**YOUR GOAL**
Quote all entries exactly, leaving pictures aside.

Recorded data
────────────────────────────────────────

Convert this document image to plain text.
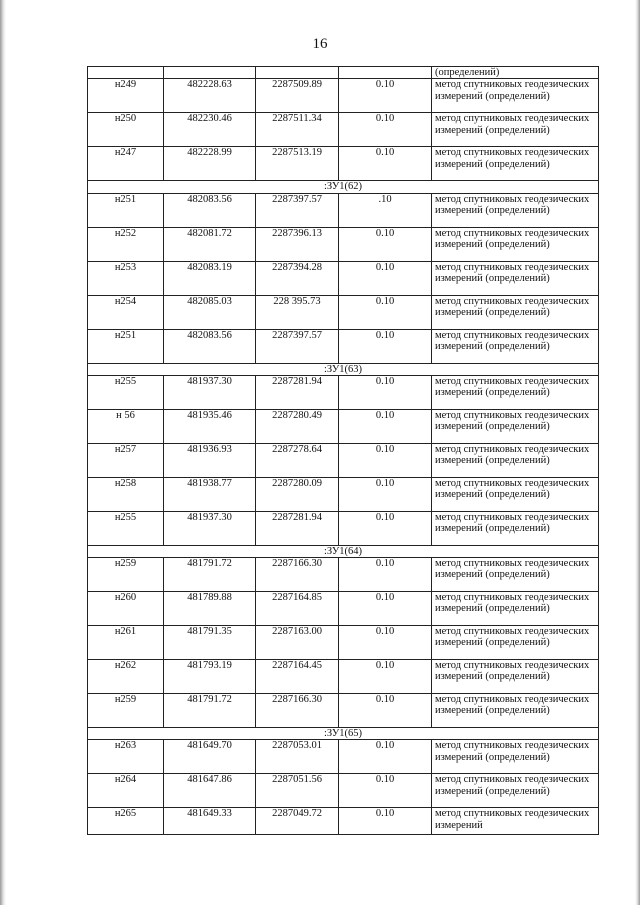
16
				(определений)
н249	482228.63	2287509.89	0.10	метод спутниковых геодезических измерений (определений)
н250	482230.46	2287511.34	0.10	метод спутниковых геодезических измерений (определений)
н247	482228.99	2287513.19	0.10	метод спутниковых геодезических измерений (определений)
:ЗУ1(62)				
н251	482083.56	2287397.57	.10	метод спутниковых геодезических измерений (определений)
н252	482081.72	2287396.13	0.10	метод спутниковых геодезических измерений (определений)
н253	482083.19	2287394.28	0.10	метод спутниковых геодезических измерений (определений)
н254	482085.03	228 395.73	0.10	метод спутниковых геодезических измерений (определений)
н251	482083.56	2287397.57	0.10	метод спутниковых геодезических измерений (определений)
:ЗУ1(63)				
н255	481937.30	2287281.94	0.10	метод спутниковых геодезических измерений (определений)
н 56	481935.46	2287280.49	0.10	метод спутниковых геодезических измерений (определений)
н257	481936.93	2287278.64	0.10	метод спутниковых геодезических измерений (определений)
н258	481938.77	2287280.09	0.10	метод спутниковых геодезических измерений (определений)
н255	481937.30	2287281.94	0.10	метод спутниковых геодезических измерений (определений)
:ЗУ1(64)				
н259	481791.72	2287166.30	0.10	метод спутниковых геодезических измерений (определений)
н260	481789.88	2287164.85	0.10	метод спутниковых геодезических измерений (определений)
н261	481791.35	2287163.00	0.10	метод спутниковых геодезических измерений (определений)
н262	481793.19	2287164.45	0.10	метод спутниковых геодезических измерений (определений)
н259	481791.72	2287166.30	0.10	метод спутниковых геодезических измерений (определений)
:ЗУ1(65)				
н263	481649.70	2287053.01	0.10	метод спутниковых геодезических измерений (определений)
н264	481647.86	2287051.56	0.10	метод спутниковых геодезических измерений (определений)
н265	481649.33	2287049.72	0.10	метод спутниковых геодезических измерений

────────────────────────────────────────

**OUTPUT OF THE TASK**
Convert this document image to plain text.
16
				(определений)
н249	482228.63	2287509.89	0.10	метод спутниковых геодезических измерений (определений)
н250	482230.46	2287511.34	0.10	метод спутниковых геодезических измерений (определений)
н247	482228.99	2287513.19	0.10	метод спутниковых геодезических измерений (определений)
:ЗУ1(62)				
н251	482083.56	2287397.57	.10	метод спутниковых геодезических измерений (определений)
н252	482081.72	2287396.13	0.10	метод спутниковых геодезических измерений (определений)
н253	482083.19	2287394.28	0.10	метод спутниковых геодезических измерений (определений)
н254	482085.03	228 395.73	0.10	метод спутниковых геодезических измерений (определений)
н251	482083.56	2287397.57	0.10	метод спутниковых геодезических измерений (определений)
:ЗУ1(63)				
н255	481937.30	2287281.94	0.10	метод спутниковых геодезических измерений (определений)
н 56	481935.46	2287280.49	0.10	метод спутниковых геодезических измерений (определений)
н257	481936.93	2287278.64	0.10	метод спутниковых геодезических измерений (определений)
н258	481938.77	2287280.09	0.10	метод спутниковых геодезических измерений (определений)
н255	481937.30	2287281.94	0.10	метод спутниковых геодезических измерений (определений)
:ЗУ1(64)				
н259	481791.72	2287166.30	0.10	метод спутниковых геодезических измерений (определений)
н260	481789.88	2287164.85	0.10	метод спутниковых геодезических измерений (определений)
н261	481791.35	2287163.00	0.10	метод спутниковых геодезических измерений (определений)
н262	481793.19	2287164.45	0.10	метод спутниковых геодезических измерений (определений)
н259	481791.72	2287166.30	0.10	метод спутниковых геодезических измерений (определений)
:ЗУ1(65)				
н263	481649.70	2287053.01	0.10	метод спутниковых геодезических измерений (определений)
н264	481647.86	2287051.56	0.10	метод спутниковых геодезических измерений (определений)
н265	481649.33	2287049.72	0.10	метод спутниковых геодезических измерений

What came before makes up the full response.